JOB – Go through the listing beneath this task and return every line that carries the string "xlabel".

GIVEN DATA –
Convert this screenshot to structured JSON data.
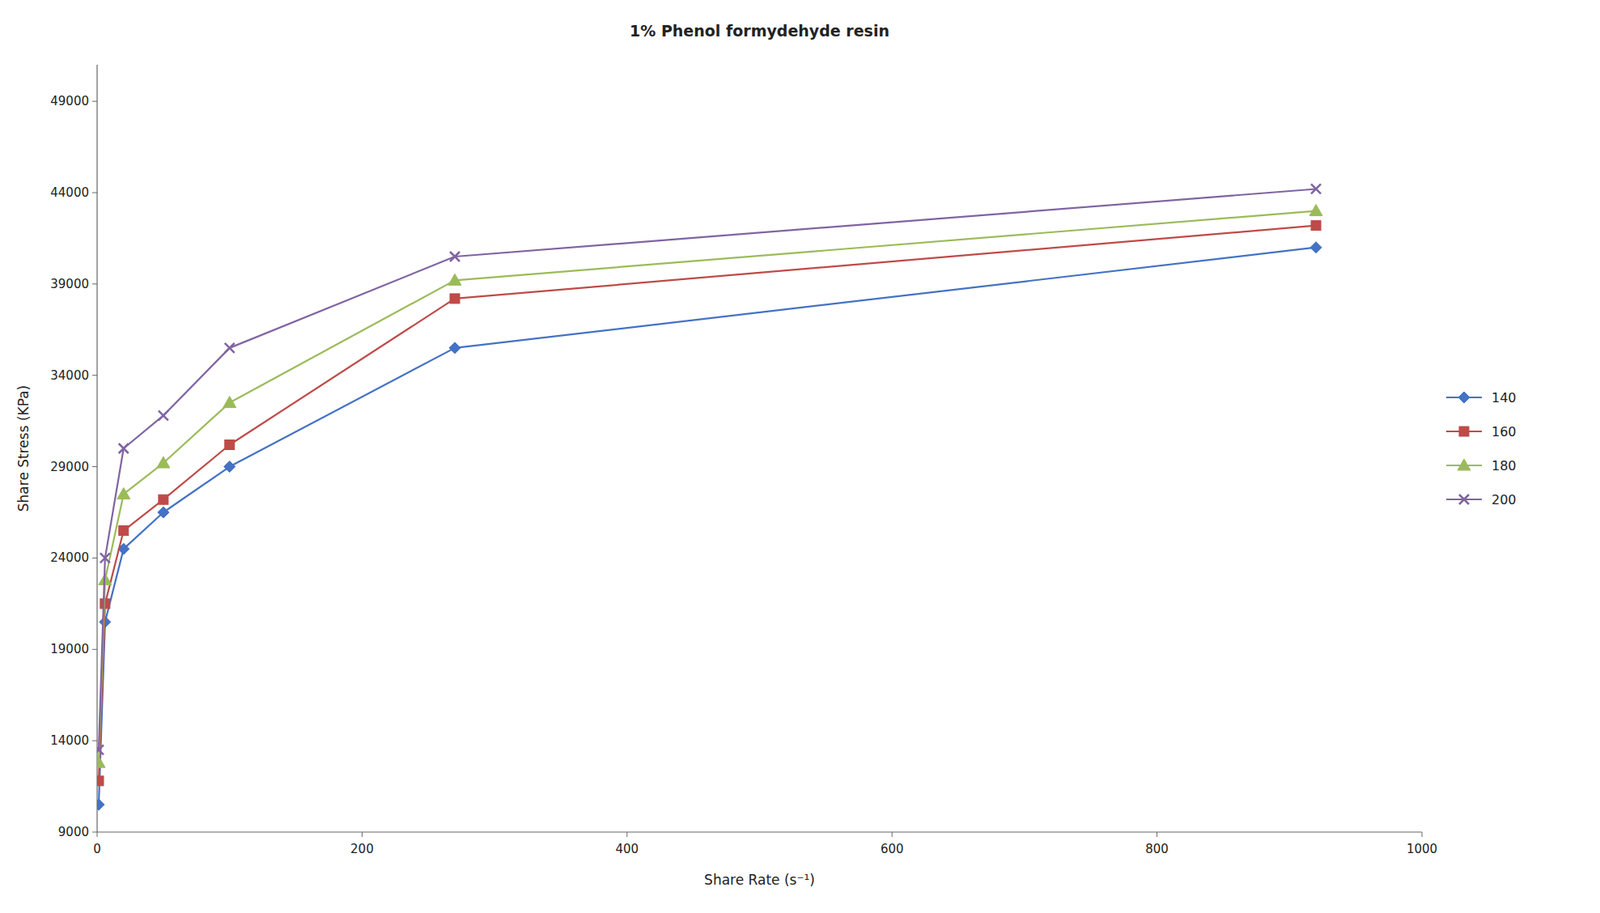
{
  "chart_data": {
    "type": "line",
    "title": "1% Phenol formydehyde resin",
    "xlabel": "Share Rate (s⁻¹)",
    "ylabel": "Share Stress (KPa)",
    "x": [
      1.2,
      6,
      20,
      50,
      100,
      270,
      920
    ],
    "series": [
      {
        "name": "140",
        "color": "#4472C4",
        "marker": "diamond",
        "values": [
          10500,
          20500,
          24500,
          26500,
          29000,
          35500,
          41000
        ]
      },
      {
        "name": "160",
        "color": "#BE4B48",
        "marker": "square",
        "values": [
          11800,
          21500,
          25500,
          27200,
          30200,
          38200,
          42200
        ]
      },
      {
        "name": "180",
        "color": "#9BBB59",
        "marker": "triangle",
        "values": [
          12800,
          22800,
          27500,
          29200,
          32500,
          39200,
          43000
        ]
      },
      {
        "name": "200",
        "color": "#8064A2",
        "marker": "x",
        "values": [
          13500,
          24000,
          30000,
          31800,
          35500,
          40500,
          44200
        ]
      }
    ],
    "xlim": [
      0,
      1000
    ],
    "ylim": [
      9000,
      51000
    ],
    "xticks": [
      0,
      200,
      400,
      600,
      800,
      1000
    ],
    "yticks": [
      9000,
      14000,
      19000,
      24000,
      29000,
      34000,
      39000,
      44000,
      49000
    ],
    "grid": false,
    "legend": "right"
  }
}
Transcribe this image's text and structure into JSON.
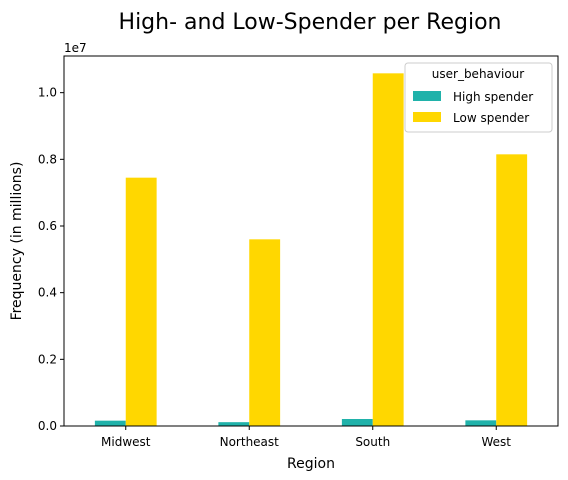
{
  "chart_data": {
    "type": "bar",
    "title": "High- and Low-Spender per Region",
    "xlabel": "Region",
    "ylabel": "Frequency (in millions)",
    "y_scale_label": "1e7",
    "categories": [
      "Midwest",
      "Northeast",
      "South",
      "West"
    ],
    "series": [
      {
        "name": "High spender",
        "values": [
          160000,
          115000,
          210000,
          170000
        ],
        "color": "#20b2aa"
      },
      {
        "name": "Low spender",
        "values": [
          7450000,
          5600000,
          10580000,
          8150000
        ],
        "color": "#ffd700"
      }
    ],
    "yticks": [
      "0.0",
      "0.2",
      "0.4",
      "0.6",
      "0.8",
      "1.0"
    ],
    "ylim": [
      0,
      11100000
    ],
    "legend_title": "user_behaviour",
    "legend_placement": "top-right",
    "grid": false
  }
}
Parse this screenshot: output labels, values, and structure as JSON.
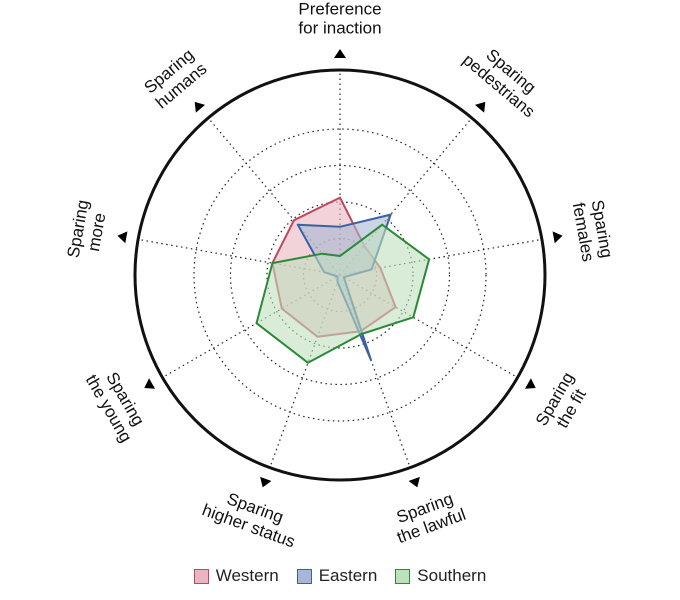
{
  "chart_data": {
    "type": "radar",
    "axes": [
      {
        "lines": [
          "Preference",
          "for inaction"
        ]
      },
      {
        "lines": [
          "Sparing",
          "pedestrians"
        ]
      },
      {
        "lines": [
          "Sparing",
          "females"
        ]
      },
      {
        "lines": [
          "Sparing",
          "the fit"
        ]
      },
      {
        "lines": [
          "Sparing",
          "the lawful"
        ]
      },
      {
        "lines": [
          "Sparing",
          "higher status"
        ]
      },
      {
        "lines": [
          "Sparing",
          "the young"
        ]
      },
      {
        "lines": [
          "Sparing",
          "more"
        ]
      },
      {
        "lines": [
          "Sparing",
          "humans"
        ]
      }
    ],
    "range": [
      0,
      1
    ],
    "grid_rings": 4,
    "series": [
      {
        "name": "Western",
        "fill": "#e8b5c0",
        "stroke": "#c0485c",
        "values": [
          0.53,
          0.26,
          0.28,
          0.44,
          0.41,
          0.45,
          0.46,
          0.47,
          0.49
        ]
      },
      {
        "name": "Eastern",
        "fill": "#a8b8d4",
        "stroke": "#3a62a0",
        "values": [
          0.33,
          0.54,
          0.22,
          0.03,
          0.62,
          0.05,
          0.02,
          0.11,
          0.45
        ]
      },
      {
        "name": "Southern",
        "fill": "#bfe0bc",
        "stroke": "#2a8a3a",
        "values": [
          0.13,
          0.45,
          0.62,
          0.58,
          0.43,
          0.64,
          0.66,
          0.47,
          0.19
        ]
      }
    ],
    "legend_position": "bottom"
  }
}
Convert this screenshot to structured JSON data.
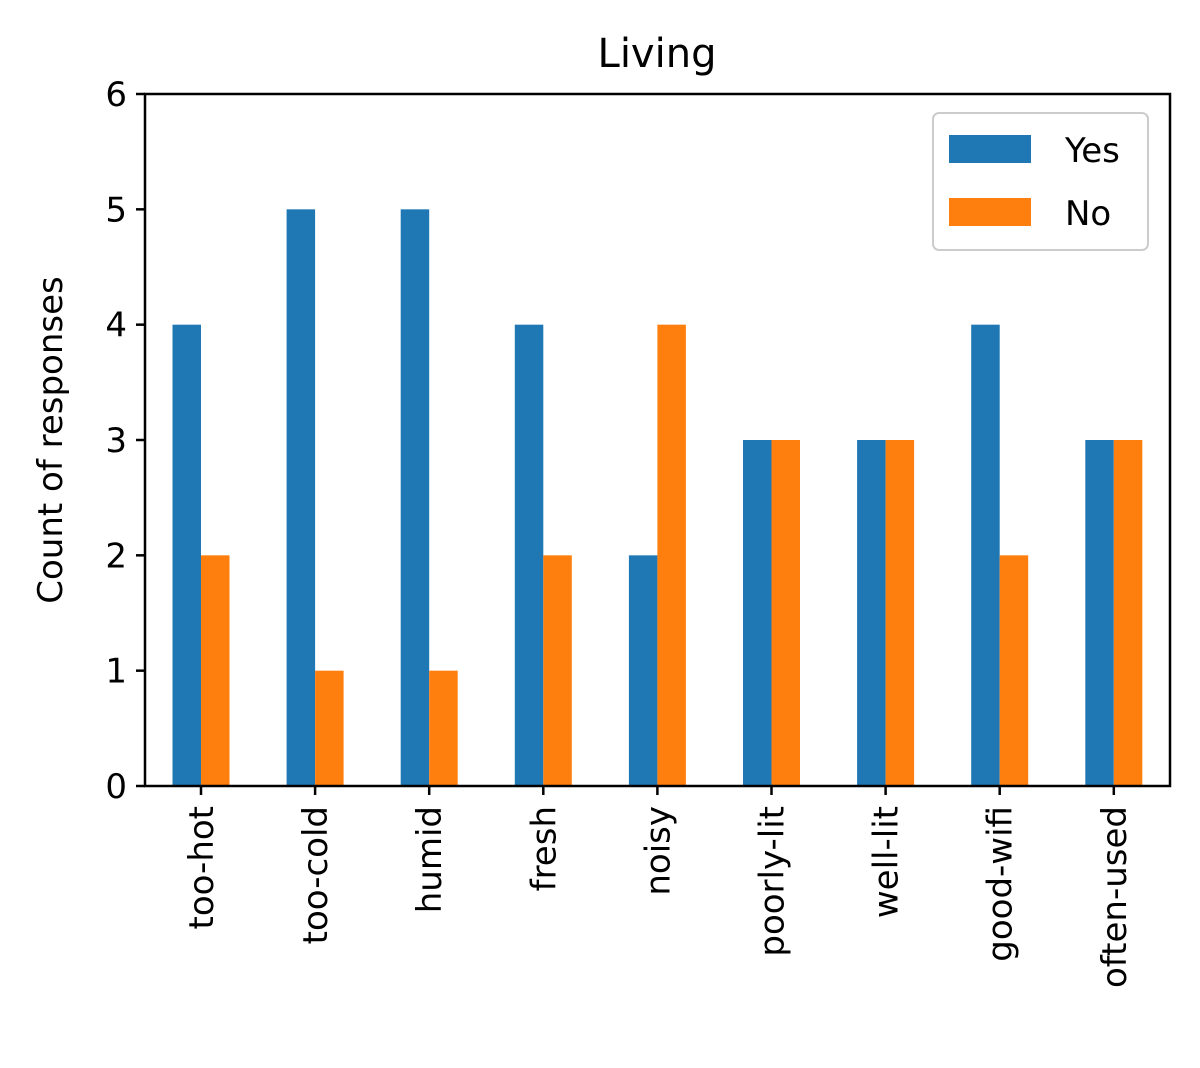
{
  "chart_data": {
    "type": "bar",
    "title": "Living",
    "xlabel": "",
    "ylabel": "Count of responses",
    "categories": [
      "too-hot",
      "too-cold",
      "humid",
      "fresh",
      "noisy",
      "poorly-lit",
      "well-lit",
      "good-wifi",
      "often-used"
    ],
    "series": [
      {
        "name": "Yes",
        "color": "#1f77b4",
        "values": [
          4,
          5,
          5,
          4,
          2,
          3,
          3,
          4,
          3
        ]
      },
      {
        "name": "No",
        "color": "#ff7f0e",
        "values": [
          2,
          1,
          1,
          2,
          4,
          3,
          3,
          2,
          3
        ]
      }
    ],
    "ylim": [
      0,
      6
    ],
    "yticks": [
      "0",
      "1",
      "2",
      "3",
      "4",
      "5",
      "6"
    ],
    "grid": false,
    "legend_position": "top-right"
  }
}
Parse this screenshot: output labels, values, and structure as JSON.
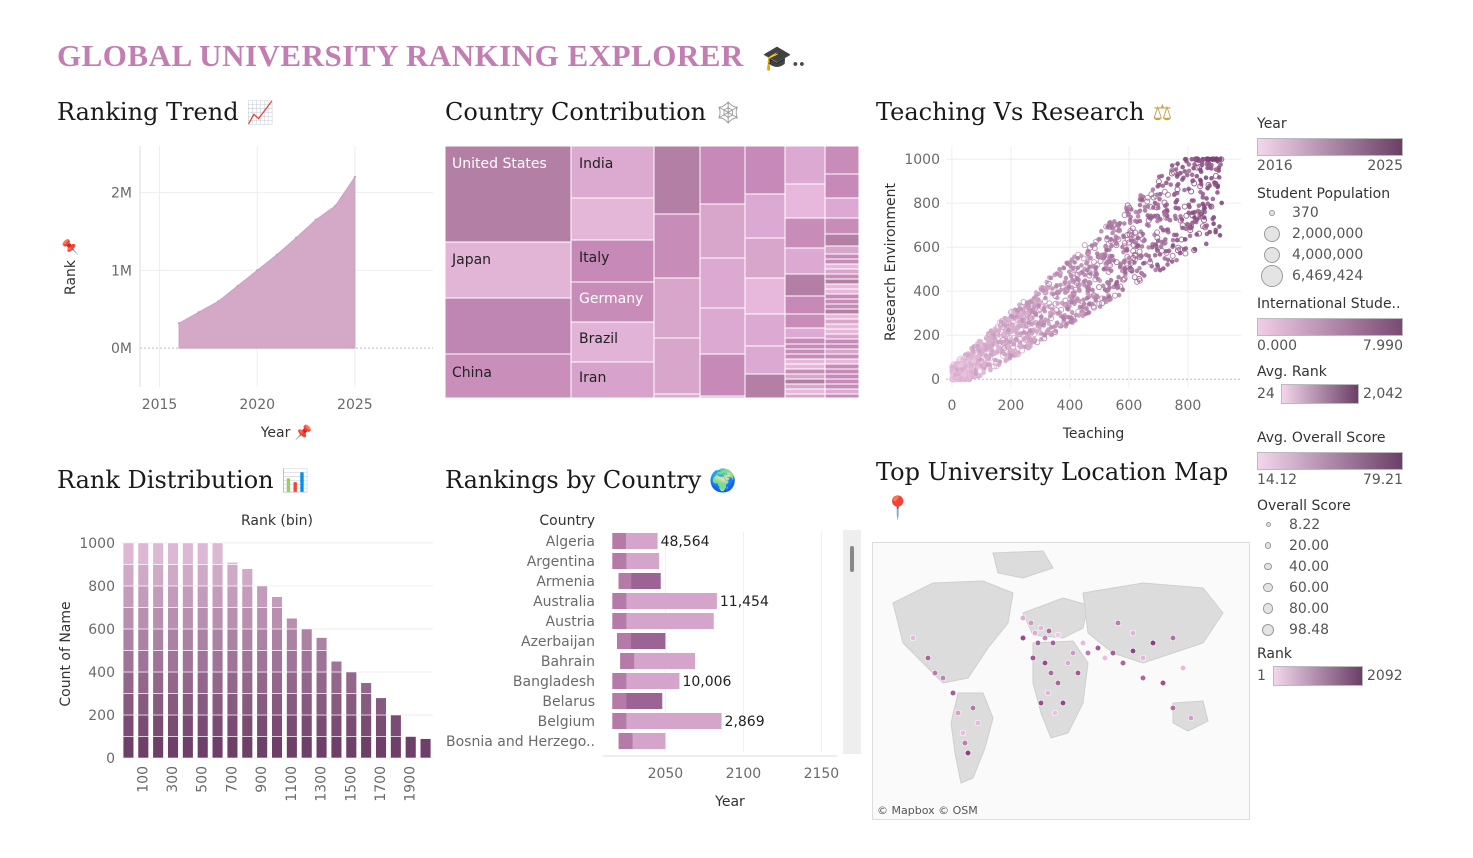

RESULT –
    "xlabel": "Share Rate (s⁻¹)",
    "xlabel": "Region",
    "xlabel": "",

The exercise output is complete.